**Items from a data source:**
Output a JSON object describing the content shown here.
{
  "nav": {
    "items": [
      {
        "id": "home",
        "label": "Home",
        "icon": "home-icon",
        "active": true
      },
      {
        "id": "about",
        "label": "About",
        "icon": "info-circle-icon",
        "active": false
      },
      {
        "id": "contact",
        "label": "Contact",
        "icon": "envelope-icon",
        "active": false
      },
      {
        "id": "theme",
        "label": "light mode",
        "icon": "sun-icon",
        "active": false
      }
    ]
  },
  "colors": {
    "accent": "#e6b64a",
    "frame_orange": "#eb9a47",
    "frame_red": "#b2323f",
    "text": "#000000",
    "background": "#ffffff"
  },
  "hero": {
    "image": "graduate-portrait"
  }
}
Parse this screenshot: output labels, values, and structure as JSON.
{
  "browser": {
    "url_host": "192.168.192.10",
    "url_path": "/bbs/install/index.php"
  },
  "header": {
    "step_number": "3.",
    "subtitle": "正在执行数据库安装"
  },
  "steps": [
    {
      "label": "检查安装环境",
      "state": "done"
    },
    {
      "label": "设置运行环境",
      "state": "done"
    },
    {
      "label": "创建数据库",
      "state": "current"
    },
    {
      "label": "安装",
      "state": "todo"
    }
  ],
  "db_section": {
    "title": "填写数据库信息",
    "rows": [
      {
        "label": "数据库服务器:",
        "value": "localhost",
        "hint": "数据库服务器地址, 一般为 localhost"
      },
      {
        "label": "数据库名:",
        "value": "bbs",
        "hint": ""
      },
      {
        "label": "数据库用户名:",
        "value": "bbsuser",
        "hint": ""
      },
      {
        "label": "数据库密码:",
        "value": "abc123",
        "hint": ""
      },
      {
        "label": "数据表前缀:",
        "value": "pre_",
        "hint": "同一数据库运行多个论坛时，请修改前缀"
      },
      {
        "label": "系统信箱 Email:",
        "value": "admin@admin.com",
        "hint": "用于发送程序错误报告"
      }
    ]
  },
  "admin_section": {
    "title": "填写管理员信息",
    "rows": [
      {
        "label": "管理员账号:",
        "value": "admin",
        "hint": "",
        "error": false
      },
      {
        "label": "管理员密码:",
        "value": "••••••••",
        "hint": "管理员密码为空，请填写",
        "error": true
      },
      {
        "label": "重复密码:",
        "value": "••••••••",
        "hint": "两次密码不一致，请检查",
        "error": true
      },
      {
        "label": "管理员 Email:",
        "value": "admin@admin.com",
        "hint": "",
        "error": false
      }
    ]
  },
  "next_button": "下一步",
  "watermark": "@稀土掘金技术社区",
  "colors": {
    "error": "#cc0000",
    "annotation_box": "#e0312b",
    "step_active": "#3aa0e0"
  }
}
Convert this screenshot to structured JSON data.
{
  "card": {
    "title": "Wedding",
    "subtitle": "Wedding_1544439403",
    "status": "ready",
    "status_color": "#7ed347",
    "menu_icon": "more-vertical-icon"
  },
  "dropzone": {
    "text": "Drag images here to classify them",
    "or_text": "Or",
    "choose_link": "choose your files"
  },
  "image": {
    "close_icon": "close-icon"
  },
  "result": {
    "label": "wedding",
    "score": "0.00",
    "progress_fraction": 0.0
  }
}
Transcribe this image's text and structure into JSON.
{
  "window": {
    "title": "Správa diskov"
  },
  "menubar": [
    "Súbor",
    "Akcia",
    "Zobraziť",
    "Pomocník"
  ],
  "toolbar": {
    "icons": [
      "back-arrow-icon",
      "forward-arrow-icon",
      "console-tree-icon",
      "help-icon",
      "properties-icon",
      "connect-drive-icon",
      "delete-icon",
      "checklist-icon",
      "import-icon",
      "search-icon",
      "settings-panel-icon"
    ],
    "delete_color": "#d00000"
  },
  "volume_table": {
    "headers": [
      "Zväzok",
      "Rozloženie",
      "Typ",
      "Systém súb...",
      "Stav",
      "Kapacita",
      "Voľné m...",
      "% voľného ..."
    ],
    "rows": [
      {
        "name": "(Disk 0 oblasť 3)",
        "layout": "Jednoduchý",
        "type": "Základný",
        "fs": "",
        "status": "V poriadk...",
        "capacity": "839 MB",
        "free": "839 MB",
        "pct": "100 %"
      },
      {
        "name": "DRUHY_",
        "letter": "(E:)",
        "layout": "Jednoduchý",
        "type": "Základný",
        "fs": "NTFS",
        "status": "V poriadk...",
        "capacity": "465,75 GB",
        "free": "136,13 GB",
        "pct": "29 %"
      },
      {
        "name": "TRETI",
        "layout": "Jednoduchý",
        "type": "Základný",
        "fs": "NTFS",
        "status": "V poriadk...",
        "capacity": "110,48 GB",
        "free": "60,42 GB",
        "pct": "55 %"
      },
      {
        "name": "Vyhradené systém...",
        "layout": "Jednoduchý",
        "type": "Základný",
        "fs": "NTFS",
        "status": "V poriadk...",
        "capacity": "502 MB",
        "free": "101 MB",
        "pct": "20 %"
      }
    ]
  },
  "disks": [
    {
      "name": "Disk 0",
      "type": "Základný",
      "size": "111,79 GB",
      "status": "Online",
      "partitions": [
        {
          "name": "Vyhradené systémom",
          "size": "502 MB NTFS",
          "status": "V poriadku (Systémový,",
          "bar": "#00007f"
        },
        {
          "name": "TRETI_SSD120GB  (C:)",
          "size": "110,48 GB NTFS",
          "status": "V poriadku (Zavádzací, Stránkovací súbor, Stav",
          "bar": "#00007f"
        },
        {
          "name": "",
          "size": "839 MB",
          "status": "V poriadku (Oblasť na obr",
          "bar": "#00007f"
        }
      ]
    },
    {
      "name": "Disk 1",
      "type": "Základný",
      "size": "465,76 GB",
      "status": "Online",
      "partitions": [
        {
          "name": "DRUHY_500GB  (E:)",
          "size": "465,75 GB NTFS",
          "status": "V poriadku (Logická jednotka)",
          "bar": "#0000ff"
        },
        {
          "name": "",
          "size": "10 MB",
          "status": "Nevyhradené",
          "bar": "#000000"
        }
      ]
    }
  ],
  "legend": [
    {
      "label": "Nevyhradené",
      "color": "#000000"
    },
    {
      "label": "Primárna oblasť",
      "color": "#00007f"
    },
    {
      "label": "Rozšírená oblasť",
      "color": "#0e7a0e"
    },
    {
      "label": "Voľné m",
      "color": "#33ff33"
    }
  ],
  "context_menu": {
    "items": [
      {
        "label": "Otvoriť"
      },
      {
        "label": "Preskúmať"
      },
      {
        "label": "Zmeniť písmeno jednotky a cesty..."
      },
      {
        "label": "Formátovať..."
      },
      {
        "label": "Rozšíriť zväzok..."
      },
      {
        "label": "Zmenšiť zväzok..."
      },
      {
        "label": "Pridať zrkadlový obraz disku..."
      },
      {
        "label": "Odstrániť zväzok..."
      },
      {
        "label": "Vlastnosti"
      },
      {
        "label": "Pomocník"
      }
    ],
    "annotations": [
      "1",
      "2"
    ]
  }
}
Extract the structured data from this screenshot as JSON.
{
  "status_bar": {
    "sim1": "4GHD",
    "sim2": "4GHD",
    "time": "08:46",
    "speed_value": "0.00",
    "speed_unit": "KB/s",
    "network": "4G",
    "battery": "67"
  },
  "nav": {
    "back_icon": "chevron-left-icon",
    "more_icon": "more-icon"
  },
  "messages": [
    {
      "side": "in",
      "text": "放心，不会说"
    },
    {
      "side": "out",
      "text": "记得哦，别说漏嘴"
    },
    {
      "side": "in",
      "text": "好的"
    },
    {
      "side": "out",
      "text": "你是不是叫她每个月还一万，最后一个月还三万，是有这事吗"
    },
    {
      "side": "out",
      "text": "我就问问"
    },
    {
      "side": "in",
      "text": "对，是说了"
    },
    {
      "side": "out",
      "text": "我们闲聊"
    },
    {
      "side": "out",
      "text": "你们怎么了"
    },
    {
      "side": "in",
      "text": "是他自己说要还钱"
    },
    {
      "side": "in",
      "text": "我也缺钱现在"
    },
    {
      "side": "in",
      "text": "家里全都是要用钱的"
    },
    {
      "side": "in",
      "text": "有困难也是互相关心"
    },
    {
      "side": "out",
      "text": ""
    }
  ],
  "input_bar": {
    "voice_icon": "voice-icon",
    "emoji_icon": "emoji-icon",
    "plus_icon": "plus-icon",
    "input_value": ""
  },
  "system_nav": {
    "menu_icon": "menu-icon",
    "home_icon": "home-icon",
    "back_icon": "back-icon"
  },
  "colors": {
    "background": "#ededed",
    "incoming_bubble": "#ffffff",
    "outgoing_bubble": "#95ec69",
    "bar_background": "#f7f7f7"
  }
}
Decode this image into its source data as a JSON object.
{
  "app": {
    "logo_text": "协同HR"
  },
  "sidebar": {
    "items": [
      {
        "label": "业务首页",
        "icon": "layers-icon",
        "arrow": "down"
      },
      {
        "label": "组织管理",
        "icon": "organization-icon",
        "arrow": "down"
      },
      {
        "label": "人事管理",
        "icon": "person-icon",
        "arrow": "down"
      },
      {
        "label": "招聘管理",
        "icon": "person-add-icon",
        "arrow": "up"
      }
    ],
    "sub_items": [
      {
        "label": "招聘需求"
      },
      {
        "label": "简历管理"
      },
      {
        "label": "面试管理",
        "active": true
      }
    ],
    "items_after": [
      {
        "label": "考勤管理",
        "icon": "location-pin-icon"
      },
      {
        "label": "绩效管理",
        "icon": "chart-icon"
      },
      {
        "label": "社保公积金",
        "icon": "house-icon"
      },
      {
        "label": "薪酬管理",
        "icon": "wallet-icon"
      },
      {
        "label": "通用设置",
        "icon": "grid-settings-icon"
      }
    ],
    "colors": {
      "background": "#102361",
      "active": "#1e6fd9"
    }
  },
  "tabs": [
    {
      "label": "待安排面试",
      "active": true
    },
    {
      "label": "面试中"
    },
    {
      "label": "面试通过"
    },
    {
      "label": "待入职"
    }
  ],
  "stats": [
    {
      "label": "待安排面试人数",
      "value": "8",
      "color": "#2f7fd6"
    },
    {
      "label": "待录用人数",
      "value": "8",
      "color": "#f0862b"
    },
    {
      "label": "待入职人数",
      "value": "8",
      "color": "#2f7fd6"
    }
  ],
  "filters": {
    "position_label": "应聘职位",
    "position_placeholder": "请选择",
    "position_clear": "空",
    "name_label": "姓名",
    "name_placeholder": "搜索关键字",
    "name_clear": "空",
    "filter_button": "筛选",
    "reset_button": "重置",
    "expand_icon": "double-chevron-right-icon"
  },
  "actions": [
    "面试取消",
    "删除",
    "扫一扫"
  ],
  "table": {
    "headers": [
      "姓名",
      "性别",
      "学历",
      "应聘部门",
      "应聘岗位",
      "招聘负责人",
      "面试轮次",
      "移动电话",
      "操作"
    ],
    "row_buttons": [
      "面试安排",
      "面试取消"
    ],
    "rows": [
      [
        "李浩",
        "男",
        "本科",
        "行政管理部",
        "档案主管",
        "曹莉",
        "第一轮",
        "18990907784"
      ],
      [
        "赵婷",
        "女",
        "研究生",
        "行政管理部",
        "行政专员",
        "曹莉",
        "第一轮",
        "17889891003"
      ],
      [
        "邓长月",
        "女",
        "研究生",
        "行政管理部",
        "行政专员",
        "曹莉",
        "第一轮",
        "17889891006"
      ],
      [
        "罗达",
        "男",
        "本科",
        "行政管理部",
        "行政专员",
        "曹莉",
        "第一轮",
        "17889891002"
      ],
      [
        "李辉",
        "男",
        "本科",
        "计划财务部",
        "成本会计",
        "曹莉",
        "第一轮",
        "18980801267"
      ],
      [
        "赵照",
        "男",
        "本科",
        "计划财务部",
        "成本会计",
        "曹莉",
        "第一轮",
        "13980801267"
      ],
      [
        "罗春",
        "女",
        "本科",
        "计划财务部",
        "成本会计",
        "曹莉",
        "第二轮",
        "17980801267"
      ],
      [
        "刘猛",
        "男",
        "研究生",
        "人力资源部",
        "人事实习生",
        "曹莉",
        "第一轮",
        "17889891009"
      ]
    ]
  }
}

**Job:**
Each line of the data that includes the word "this" counts once; report the total and nothing more.

**Answer to the task:**
5